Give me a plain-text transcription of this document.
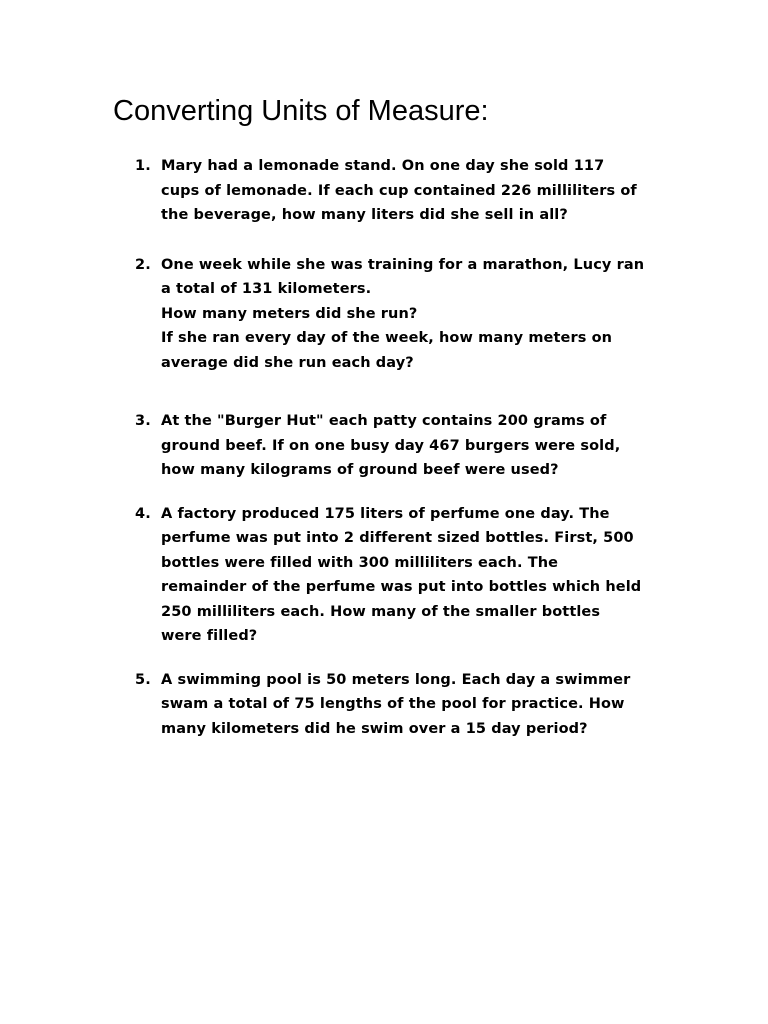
Converting Units of Measure:
1. Mary had a lemonade stand. On one day she sold 117
cups of lemonade. If each cup contained 226 milliliters of
the beverage, how many liters did she sell in all?
2. One week while she was training for a marathon, Lucy ran
a total of 131 kilometers.
How many meters did she run?
If she ran every day of the week, how many meters on
average did she run each day?
3. At the "Burger Hut" each patty contains 200 grams of
ground beef. If on one busy day 467 burgers were sold,
how many kilograms of ground beef were used?
4. A factory produced 175 liters of perfume one day. The
perfume was put into 2 different sized bottles. First, 500
bottles were filled with 300 milliliters each. The
remainder of the perfume was put into bottles which held
250 milliliters each. How many of the smaller bottles
were filled?
5. A swimming pool is 50 meters long. Each day a swimmer
swam a total of 75 lengths of the pool for practice. How
many kilometers did he swim over a 15 day period?
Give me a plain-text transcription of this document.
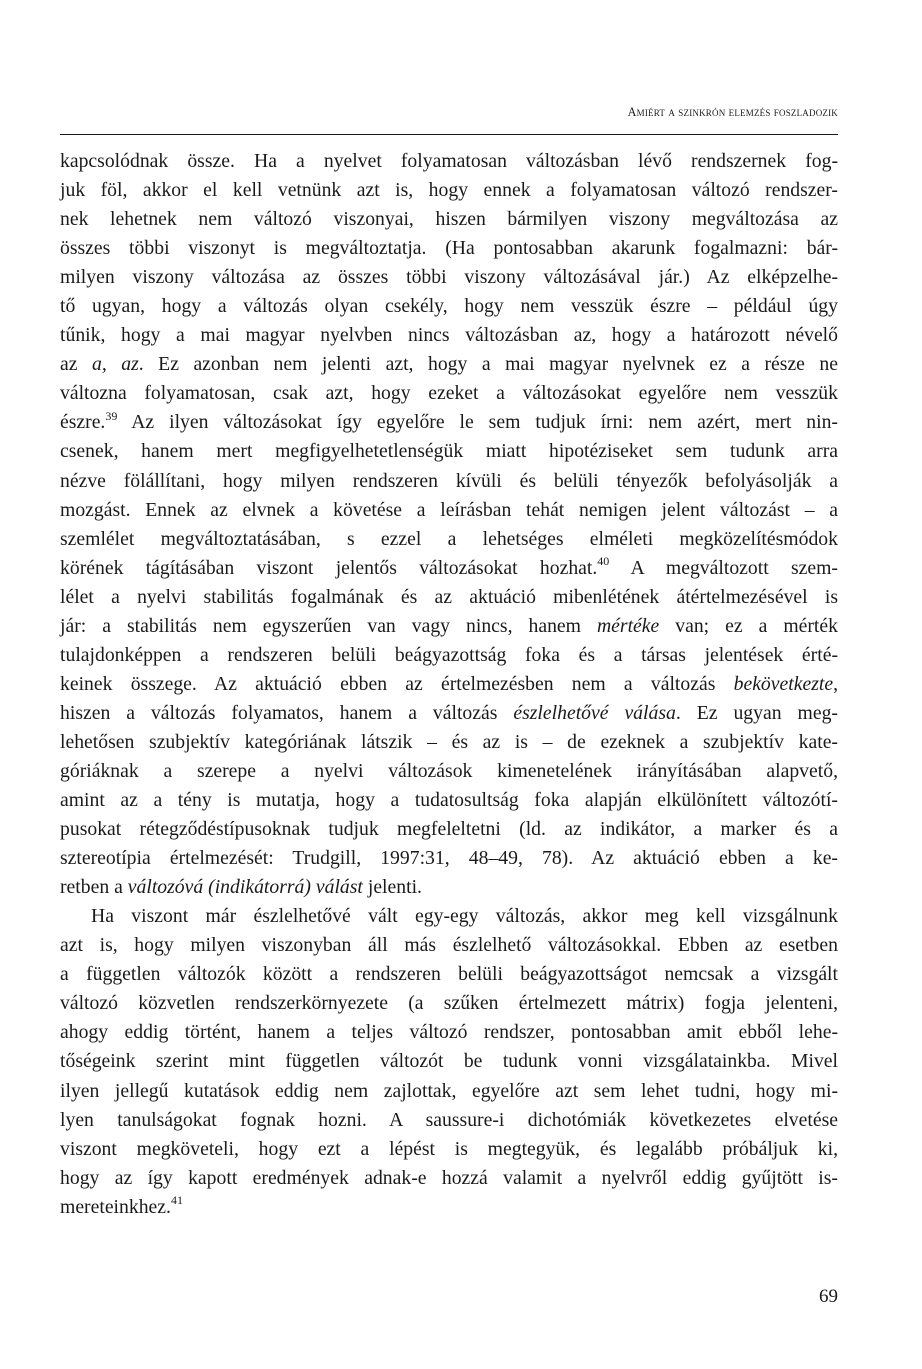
Amiért a szinkrón elemzés foszladozik
kapcsolódnak össze. Ha a nyelvet folyamatosan változásban lévő rendszernek fog-
juk föl, akkor el kell vetnünk azt is, hogy ennek a folyamatosan változó rendszer-
nek lehetnek nem változó viszonyai, hiszen bármilyen viszony megváltozása az
összes többi viszonyt is megváltoztatja. (Ha pontosabban akarunk fogalmazni: bár-
milyen viszony változása az összes többi viszony változásával jár.) Az elképzelhe-
tő ugyan, hogy a változás olyan csekély, hogy nem vesszük észre – például úgy
tűnik, hogy a mai magyar nyelvben nincs változásban az, hogy a határozott névelő
az a, az. Ez azonban nem jelenti azt, hogy a mai magyar nyelvnek ez a része ne
változna folyamatosan, csak azt, hogy ezeket a változásokat egyelőre nem vesszük
észre.$^{39}$ Az ilyen változásokat így egyelőre le sem tudjuk írni: nem azért, mert nin-
csenek, hanem mert megfigyelhetetlenségük miatt hipotéziseket sem tudunk arra
nézve fölállítani, hogy milyen rendszeren kívüli és belüli tényezők befolyásolják a
mozgást. Ennek az elvnek a követése a leírásban tehát nemigen jelent változást – a
szemlélet megváltoztatásában, s ezzel a lehetséges elméleti megközelítésmódok
körének tágításában viszont jelentős változásokat hozhat.$^{40}$ A megváltozott szem-
lélet a nyelvi stabilitás fogalmának és az aktuáció mibenlétének átértelmezésével is
jár: a stabilitás nem egyszerűen van vagy nincs, hanem mértéke van; ez a mérték
tulajdonképpen a rendszeren belüli beágyazottság foka és a társas jelentések érté-
keinek összege. Az aktuáció ebben az értelmezésben nem a változás bekövetkezte,
hiszen a változás folyamatos, hanem a változás észlelhetővé válása. Ez ugyan meg-
lehetősen szubjektív kategóriának látszik – és az is – de ezeknek a szubjektív kate-
góriáknak a szerepe a nyelvi változások kimenetelének irányításában alapvető,
amint az a tény is mutatja, hogy a tudatosultság foka alapján elkülönített változótí-
pusokat rétegződéstípusoknak tudjuk megfeleltetni (ld. az indikátor, a marker és a
sztereotípia értelmezését: Trudgill, 1997:31, 48–49, 78). Az aktuáció ebben a ke-
retben a változóvá (indikátorrá) válást jelenti.
Ha viszont már észlelhetővé vált egy-egy változás, akkor meg kell vizsgálnunk
azt is, hogy milyen viszonyban áll más észlelhető változásokkal. Ebben az esetben
a független változók között a rendszeren belüli beágyazottságot nemcsak a vizsgált
változó közvetlen rendszerkörnyezete (a szűken értelmezett mátrix) fogja jelenteni,
ahogy eddig történt, hanem a teljes változó rendszer, pontosabban amit ebből lehe-
tőségeink szerint mint független változót be tudunk vonni vizsgálatainkba. Mivel
ilyen jellegű kutatások eddig nem zajlottak, egyelőre azt sem lehet tudni, hogy mi-
lyen tanulságokat fognak hozni. A saussure-i dichotómiák következetes elvetése
viszont megköveteli, hogy ezt a lépést is megtegyük, és legalább próbáljuk ki,
hogy az így kapott eredmények adnak-e hozzá valamit a nyelvről eddig gyűjtött is-
mereteinkhez.$^{41}$
69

### [AIM OF THE TASK]
Pictures are excluded; repeat every record exactly.

### [RIGHT ANSWER]
Give me a plain-text transcription of this document.
Converting Units of Measure:
1. Mary had a lemonade stand. On one day she sold 117
cups of lemonade. If each cup contained 226 milliliters of
the beverage, how many liters did she sell in all?
2. One week while she was training for a marathon, Lucy ran
a total of 131 kilometers.
How many meters did she run?
If she ran every day of the week, how many meters on
average did she run each day?
3. At the "Burger Hut" each patty contains 200 grams of
ground beef. If on one busy day 467 burgers were sold,
how many kilograms of ground beef were used?
4. A factory produced 175 liters of perfume one day. The
perfume was put into 2 different sized bottles. First, 500
bottles were filled with 300 milliliters each. The
remainder of the perfume was put into bottles which held
250 milliliters each. How many of the smaller bottles
were filled?
5. A swimming pool is 50 meters long. Each day a swimmer
swam a total of 75 lengths of the pool for practice. How
many kilometers did he swim over a 15 day period?
Give me a plain-text transcription of this document.
Amiért a szinkrón elemzés foszladozik
kapcsolódnak össze. Ha a nyelvet folyamatosan változásban lévő rendszernek fog-
juk föl, akkor el kell vetnünk azt is, hogy ennek a folyamatosan változó rendszer-
nek lehetnek nem változó viszonyai, hiszen bármilyen viszony megváltozása az
összes többi viszonyt is megváltoztatja. (Ha pontosabban akarunk fogalmazni: bár-
milyen viszony változása az összes többi viszony változásával jár.) Az elképzelhe-
tő ugyan, hogy a változás olyan csekély, hogy nem vesszük észre – például úgy
tűnik, hogy a mai magyar nyelvben nincs változásban az, hogy a határozott névelő
az a, az. Ez azonban nem jelenti azt, hogy a mai magyar nyelvnek ez a része ne
változna folyamatosan, csak azt, hogy ezeket a változásokat egyelőre nem vesszük
észre.$^{39}$ Az ilyen változásokat így egyelőre le sem tudjuk írni: nem azért, mert nin-
csenek, hanem mert megfigyelhetetlenségük miatt hipotéziseket sem tudunk arra
nézve fölállítani, hogy milyen rendszeren kívüli és belüli tényezők befolyásolják a
mozgást. Ennek az elvnek a követése a leírásban tehát nemigen jelent változást – a
szemlélet megváltoztatásában, s ezzel a lehetséges elméleti megközelítésmódok
körének tágításában viszont jelentős változásokat hozhat.$^{40}$ A megváltozott szem-
lélet a nyelvi stabilitás fogalmának és az aktuáció mibenlétének átértelmezésével is
jár: a stabilitás nem egyszerűen van vagy nincs, hanem mértéke van; ez a mérték
tulajdonképpen a rendszeren belüli beágyazottság foka és a társas jelentések érté-
keinek összege. Az aktuáció ebben az értelmezésben nem a változás bekövetkezte,
hiszen a változás folyamatos, hanem a változás észlelhetővé válása. Ez ugyan meg-
lehetősen szubjektív kategóriának látszik – és az is – de ezeknek a szubjektív kate-
góriáknak a szerepe a nyelvi változások kimenetelének irányításában alapvető,
amint az a tény is mutatja, hogy a tudatosultság foka alapján elkülönített változótí-
pusokat rétegződéstípusoknak tudjuk megfeleltetni (ld. az indikátor, a marker és a
sztereotípia értelmezését: Trudgill, 1997:31, 48–49, 78). Az aktuáció ebben a ke-
retben a változóvá (indikátorrá) válást jelenti.
Ha viszont már észlelhetővé vált egy-egy változás, akkor meg kell vizsgálnunk
azt is, hogy milyen viszonyban áll más észlelhető változásokkal. Ebben az esetben
a független változók között a rendszeren belüli beágyazottságot nemcsak a vizsgált
változó közvetlen rendszerkörnyezete (a szűken értelmezett mátrix) fogja jelenteni,
ahogy eddig történt, hanem a teljes változó rendszer, pontosabban amit ebből lehe-
tőségeink szerint mint független változót be tudunk vonni vizsgálatainkba. Mivel
ilyen jellegű kutatások eddig nem zajlottak, egyelőre azt sem lehet tudni, hogy mi-
lyen tanulságokat fognak hozni. A saussure-i dichotómiák következetes elvetése
viszont megköveteli, hogy ezt a lépést is megtegyük, és legalább próbáljuk ki,
hogy az így kapott eredmények adnak-e hozzá valamit a nyelvről eddig gyűjtött is-
mereteinkhez.$^{41}$
69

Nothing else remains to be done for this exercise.